*Requirements*
Return only the number of lines holding the word "vary".

(Some records)
------------

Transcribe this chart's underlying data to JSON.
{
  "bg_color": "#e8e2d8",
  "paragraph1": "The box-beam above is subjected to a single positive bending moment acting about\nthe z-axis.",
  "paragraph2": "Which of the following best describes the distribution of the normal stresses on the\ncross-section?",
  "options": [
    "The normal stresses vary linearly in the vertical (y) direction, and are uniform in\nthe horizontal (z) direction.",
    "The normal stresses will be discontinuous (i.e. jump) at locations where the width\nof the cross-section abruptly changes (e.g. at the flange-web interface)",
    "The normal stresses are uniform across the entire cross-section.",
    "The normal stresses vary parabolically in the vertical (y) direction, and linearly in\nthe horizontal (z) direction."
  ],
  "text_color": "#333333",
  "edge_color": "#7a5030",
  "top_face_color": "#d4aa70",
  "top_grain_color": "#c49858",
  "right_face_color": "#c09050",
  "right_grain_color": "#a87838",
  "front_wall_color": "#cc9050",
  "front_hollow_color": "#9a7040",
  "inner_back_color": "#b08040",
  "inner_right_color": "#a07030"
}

------------

*Task response*
2